[START Passage to read]
It is either the biggest hoax or the most ignored chapter in Island history.
There are people who believe that the mysterious - almost mythic - Viking people once visited, and perhaps even colonized Martha's Vineyard, hundreds of years before Bartholomew Gosnold made land here and named the Island after a family member.
But for every believer in the Viking-Vineyard theories, many more dismiss them as pure poppycock. Over the past 150-plus years, the question of whether Vikings walked the shores of the Vineyard has proven as divisive as it is baffling.
Mystery clues have piled up over the decades like the Da Vinci Code, although most have been dismissed by scholars.
In the past, most of the speculation has centered around a series of mysterious rocks found around the Island, the most famous being the so-called Leif Eriksson runestone discovered on Noman's Land - an uninhabited island about three miles off the southwest corner of the Vineyard - one late afternoon in November of 1926.
The story goes that the Island's owner, Joseph Crane, spotted some strange lettering on a large black rock by the water's edge as the setting sun sank low on the horizon. The strange marks were later photographed in 1927 by a writer, Edward F. Gray, who was researching the Norse voyages to North America for a book.
[END Passage to read]
[START Recorded data]
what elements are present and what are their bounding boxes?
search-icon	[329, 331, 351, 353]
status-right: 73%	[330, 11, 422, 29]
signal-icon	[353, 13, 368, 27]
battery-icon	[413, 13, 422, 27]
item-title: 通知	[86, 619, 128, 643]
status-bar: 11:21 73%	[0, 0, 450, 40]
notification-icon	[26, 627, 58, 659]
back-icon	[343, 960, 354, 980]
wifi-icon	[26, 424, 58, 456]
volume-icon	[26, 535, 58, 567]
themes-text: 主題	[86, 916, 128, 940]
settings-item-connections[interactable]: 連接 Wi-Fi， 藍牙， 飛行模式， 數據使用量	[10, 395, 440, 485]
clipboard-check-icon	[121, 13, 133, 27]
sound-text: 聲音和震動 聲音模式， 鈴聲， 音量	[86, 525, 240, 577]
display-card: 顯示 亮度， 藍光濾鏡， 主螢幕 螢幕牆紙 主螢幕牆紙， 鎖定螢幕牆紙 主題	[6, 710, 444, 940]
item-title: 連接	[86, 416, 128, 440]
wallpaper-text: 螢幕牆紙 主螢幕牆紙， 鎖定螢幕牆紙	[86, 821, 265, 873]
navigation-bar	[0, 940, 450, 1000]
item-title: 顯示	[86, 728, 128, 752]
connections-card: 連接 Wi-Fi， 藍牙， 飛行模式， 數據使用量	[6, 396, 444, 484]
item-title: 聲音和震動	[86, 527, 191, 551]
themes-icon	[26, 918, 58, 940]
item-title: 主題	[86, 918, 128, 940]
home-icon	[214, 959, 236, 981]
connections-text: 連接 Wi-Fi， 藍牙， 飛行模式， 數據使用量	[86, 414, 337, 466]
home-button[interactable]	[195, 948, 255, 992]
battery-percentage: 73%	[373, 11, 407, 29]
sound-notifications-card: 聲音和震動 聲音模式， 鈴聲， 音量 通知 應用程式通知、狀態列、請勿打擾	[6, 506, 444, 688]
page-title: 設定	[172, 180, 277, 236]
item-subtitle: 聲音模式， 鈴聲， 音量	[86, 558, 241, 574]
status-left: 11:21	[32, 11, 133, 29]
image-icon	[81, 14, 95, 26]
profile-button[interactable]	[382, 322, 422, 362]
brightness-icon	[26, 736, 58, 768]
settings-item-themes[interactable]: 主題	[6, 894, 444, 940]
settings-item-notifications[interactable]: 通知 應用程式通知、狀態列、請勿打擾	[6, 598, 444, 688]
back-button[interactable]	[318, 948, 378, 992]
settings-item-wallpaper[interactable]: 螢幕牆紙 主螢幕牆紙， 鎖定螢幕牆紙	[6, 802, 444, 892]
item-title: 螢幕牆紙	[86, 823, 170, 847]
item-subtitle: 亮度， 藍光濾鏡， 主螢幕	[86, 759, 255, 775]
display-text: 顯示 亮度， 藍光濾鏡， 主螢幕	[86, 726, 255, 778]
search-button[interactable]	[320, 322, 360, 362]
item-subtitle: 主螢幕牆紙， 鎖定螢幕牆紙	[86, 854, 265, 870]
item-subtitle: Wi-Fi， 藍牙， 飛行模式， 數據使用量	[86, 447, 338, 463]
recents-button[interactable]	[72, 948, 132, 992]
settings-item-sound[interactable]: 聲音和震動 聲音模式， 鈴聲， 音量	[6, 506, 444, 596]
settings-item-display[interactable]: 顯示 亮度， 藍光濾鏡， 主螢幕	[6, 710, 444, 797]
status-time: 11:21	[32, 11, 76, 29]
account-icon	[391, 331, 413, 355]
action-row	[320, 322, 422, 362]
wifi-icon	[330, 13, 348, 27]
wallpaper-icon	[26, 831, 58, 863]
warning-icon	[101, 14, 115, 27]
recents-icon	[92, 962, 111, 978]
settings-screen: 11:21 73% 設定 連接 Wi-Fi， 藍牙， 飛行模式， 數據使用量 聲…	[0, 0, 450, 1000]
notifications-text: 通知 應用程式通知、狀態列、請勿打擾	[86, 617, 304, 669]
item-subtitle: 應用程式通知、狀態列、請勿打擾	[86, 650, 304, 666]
[END Recorded data]
* _Task_
Decide whether each statement agrees with the passage about Vikings and Martha's Vineyard, answering yes or no and quoting the words from the passage that settle it. 1. Noman's Land lies about three miles off the southwest corner of the Vineyard. 2. Joseph Crane photographed the strange marks on the rock. 3. Most of the mystery clues have been accepted by scholars.

* _Written answer_
1. Yes: "an uninhabited island about three miles off the southwest corner of the Vineyard"
2. No: "The strange marks were later photographed in 1927 by a writer, Edward F. Gray"
3. No: "most have been dismissed by scholars"